With that, I turn to the comments of my hon. Friend the Minister. I have heard them before, as he has heard my remarks before, in an Adjournment debate, but there we are; they are no worse for repetition. I was puzzled then, as I am now, about why he thinks that there is a move from an excusatory model to a justificatory model. As I understand it, both are both. The justification is the provocative conduct and the excusatory aspect is that the person lost their self-control. Both elements are present in the old model and the new model; there is no change.

The Minister is not alone in this view—I think that the Attorney-General shares it—but I have never understood why a gangland killer could plead the defence of fear of serious violence. Such a fear would not, in the view of any sensible jury, qualify as something that caused the defendant to have a justifiable sense of being seriously wronged. The Minister's argument is not tenable once we consider in more detail the extras over and above just the fear of serious violence.

:: Extracted data ::
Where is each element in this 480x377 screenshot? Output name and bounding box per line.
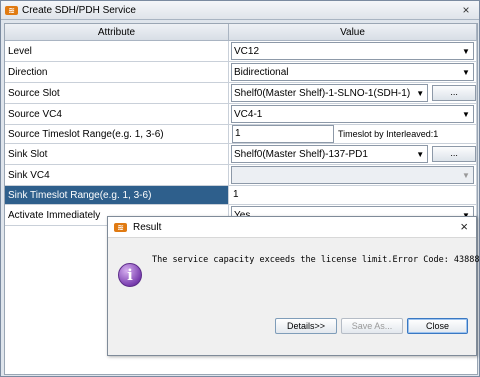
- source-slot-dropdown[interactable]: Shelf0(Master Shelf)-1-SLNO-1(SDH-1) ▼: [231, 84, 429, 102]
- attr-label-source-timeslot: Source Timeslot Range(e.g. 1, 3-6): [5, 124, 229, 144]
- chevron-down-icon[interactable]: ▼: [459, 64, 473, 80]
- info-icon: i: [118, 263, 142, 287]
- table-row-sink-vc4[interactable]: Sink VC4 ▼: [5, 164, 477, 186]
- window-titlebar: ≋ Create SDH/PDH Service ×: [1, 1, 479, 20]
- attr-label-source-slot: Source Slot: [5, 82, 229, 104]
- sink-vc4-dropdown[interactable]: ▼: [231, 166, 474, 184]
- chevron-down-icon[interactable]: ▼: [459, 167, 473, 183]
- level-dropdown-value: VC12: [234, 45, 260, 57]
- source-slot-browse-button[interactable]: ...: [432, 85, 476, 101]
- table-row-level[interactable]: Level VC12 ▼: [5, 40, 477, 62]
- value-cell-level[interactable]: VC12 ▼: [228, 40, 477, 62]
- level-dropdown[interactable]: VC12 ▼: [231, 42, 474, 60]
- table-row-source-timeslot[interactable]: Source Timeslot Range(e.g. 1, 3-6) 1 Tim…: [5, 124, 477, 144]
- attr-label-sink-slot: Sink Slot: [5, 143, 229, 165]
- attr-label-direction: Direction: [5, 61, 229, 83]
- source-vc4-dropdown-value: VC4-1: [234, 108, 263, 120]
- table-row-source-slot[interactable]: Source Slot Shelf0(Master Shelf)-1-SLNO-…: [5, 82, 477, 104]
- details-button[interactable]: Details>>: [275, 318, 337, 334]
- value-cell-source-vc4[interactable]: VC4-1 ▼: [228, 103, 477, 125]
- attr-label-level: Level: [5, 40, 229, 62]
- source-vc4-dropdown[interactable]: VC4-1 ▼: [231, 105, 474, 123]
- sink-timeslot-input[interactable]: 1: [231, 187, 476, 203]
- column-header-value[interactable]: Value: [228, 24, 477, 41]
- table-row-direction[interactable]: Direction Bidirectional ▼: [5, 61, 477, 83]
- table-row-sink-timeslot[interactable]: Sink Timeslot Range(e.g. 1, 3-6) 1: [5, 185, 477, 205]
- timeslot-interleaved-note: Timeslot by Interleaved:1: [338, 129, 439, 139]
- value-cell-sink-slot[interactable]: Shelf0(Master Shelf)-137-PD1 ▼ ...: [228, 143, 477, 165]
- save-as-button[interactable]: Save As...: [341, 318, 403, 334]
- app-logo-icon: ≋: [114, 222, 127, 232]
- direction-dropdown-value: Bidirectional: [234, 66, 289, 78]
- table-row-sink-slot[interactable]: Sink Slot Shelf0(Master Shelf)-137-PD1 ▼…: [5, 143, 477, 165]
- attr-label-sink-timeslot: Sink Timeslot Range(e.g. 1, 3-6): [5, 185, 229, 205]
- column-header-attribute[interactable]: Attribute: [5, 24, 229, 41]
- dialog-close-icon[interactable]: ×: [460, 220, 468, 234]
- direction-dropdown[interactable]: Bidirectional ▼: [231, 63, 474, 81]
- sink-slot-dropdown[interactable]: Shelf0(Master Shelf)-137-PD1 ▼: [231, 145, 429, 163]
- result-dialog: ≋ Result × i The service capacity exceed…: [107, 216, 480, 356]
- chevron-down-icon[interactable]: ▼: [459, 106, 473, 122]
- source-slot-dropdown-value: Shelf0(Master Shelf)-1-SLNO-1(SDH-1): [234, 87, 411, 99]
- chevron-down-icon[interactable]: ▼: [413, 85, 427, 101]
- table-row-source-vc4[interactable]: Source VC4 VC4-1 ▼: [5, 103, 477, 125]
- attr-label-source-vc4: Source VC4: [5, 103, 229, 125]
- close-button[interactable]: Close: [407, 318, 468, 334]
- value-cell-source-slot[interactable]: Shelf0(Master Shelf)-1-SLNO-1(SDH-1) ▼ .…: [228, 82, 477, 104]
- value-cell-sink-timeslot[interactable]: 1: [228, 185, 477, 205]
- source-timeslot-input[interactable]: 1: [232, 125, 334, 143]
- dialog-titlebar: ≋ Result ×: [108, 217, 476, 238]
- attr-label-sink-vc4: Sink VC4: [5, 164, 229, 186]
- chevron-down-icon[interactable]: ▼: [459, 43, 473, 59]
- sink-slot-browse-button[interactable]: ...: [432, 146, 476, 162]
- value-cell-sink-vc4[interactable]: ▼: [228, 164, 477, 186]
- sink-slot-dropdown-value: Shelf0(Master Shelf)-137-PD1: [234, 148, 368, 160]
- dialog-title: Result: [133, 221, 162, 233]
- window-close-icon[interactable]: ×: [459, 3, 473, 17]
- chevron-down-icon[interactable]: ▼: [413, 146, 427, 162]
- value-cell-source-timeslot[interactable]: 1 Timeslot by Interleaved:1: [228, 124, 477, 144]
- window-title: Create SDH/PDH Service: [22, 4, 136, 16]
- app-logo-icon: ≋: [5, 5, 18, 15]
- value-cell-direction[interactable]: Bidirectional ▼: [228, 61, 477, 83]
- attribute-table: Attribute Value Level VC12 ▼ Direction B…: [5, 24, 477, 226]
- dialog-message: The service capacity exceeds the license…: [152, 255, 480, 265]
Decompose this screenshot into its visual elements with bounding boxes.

:: Requirements ::
(a) Reproduce the debate excerpt word for word, starting with "With that, I" and going on through "is no change.".
(b) According to the debate excerpt, why does the speaker see no change between the old model and the new model? Answer in one to three sentences.
(c) Continue the debate excerpt from the point after its final sentence.

:: Task-by-task results ::
(a)
With that, I turn to the comments of my hon. Friend the Minister. I have heard them before, as he has heard my remarks before, in an Adjournment debate, but there we are; they are no worse for repetition. I was puzzled then, as I am now, about why he thinks that there is a move from an excusatory model to a justificatory model. As I understand it, both are both. The justification is the provocative conduct and the excusatory aspect is that the person lost their self-control. Both elements are present in the old model and the new model; there is no change.

(b) The speaker holds that both models are both justificatory and excusatory. The justification is the provocative conduct, and the excusatory aspect is that the person lost their self-control. Both elements are present in the old model and the new one.

(c)
The model is a good one and it will not significantly change. Of course, persuaded by the ever-persuasive Minister, I shall seek to withdraw the motion, but we

should return to the new clause as quickly as possible, because injustice is being caused. The new clause is a recipe for remedying that, and all we need is another opportunity to peruse it thoroughly and to embody it in legislation. I hope that that can occur, but at this stage I beg to ask leave to withdraw the motion.

Motion and clause, by leave, withdrawn.